WHAT IS EXPECTED:
Locate every line in the records below that holds the word "text" and return each one.

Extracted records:
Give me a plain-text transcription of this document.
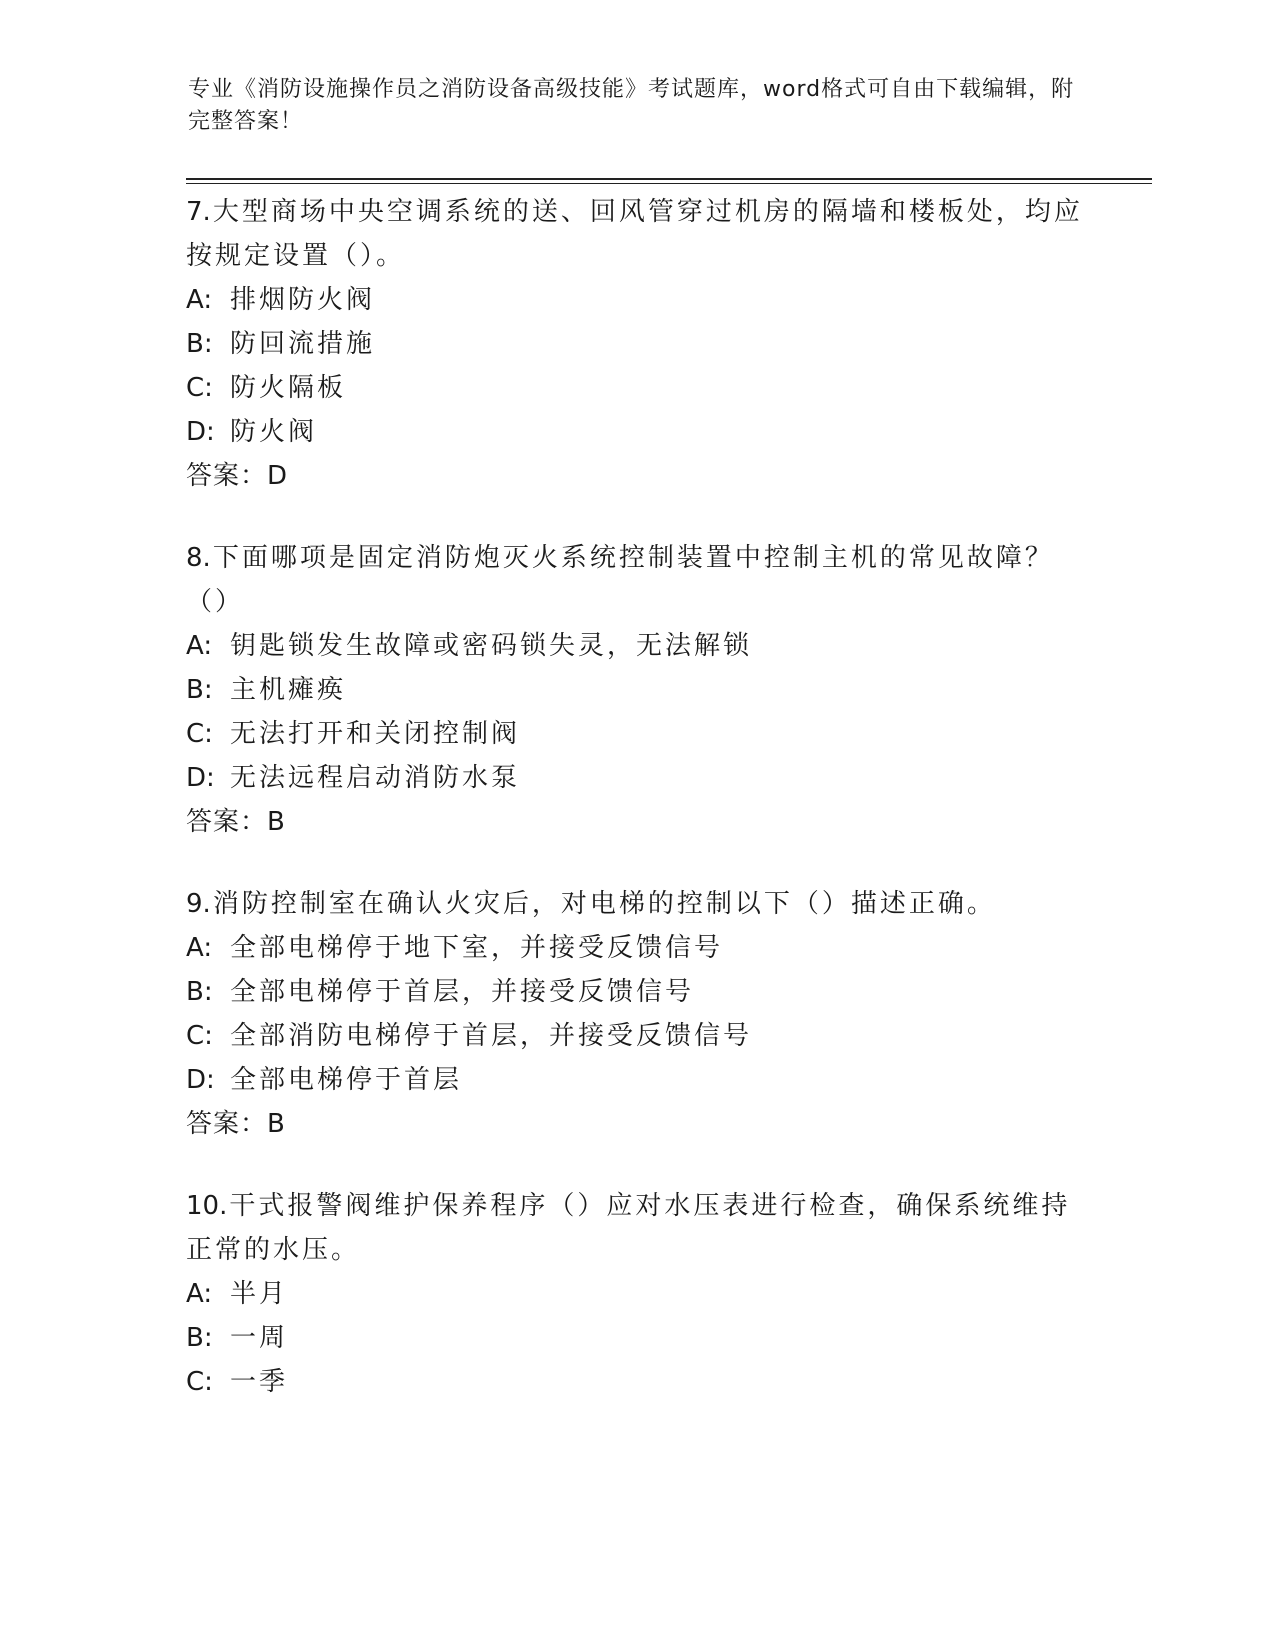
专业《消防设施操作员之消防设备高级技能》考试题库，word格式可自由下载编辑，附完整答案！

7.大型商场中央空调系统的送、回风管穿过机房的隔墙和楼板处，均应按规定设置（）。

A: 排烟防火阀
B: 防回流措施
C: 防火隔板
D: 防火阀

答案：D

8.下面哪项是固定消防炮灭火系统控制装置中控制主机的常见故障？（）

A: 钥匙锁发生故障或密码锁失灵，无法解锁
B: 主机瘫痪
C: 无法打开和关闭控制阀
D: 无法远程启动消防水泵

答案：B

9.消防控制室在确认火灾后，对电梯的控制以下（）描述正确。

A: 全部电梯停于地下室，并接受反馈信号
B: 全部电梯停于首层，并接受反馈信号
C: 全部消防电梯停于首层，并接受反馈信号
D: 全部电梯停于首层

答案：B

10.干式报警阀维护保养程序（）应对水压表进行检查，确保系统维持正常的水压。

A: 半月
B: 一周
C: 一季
* * *
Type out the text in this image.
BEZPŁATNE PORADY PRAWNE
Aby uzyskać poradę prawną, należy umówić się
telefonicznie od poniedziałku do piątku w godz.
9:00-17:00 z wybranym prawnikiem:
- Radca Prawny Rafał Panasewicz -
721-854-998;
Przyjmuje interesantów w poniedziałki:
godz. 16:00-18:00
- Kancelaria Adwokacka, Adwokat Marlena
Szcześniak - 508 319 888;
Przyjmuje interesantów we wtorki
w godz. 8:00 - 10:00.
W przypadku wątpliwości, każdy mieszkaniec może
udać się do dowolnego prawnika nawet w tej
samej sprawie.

RESULT OF THE EXERCISE:
Give me a plain-text transcription of this document.
Type out the text in this image.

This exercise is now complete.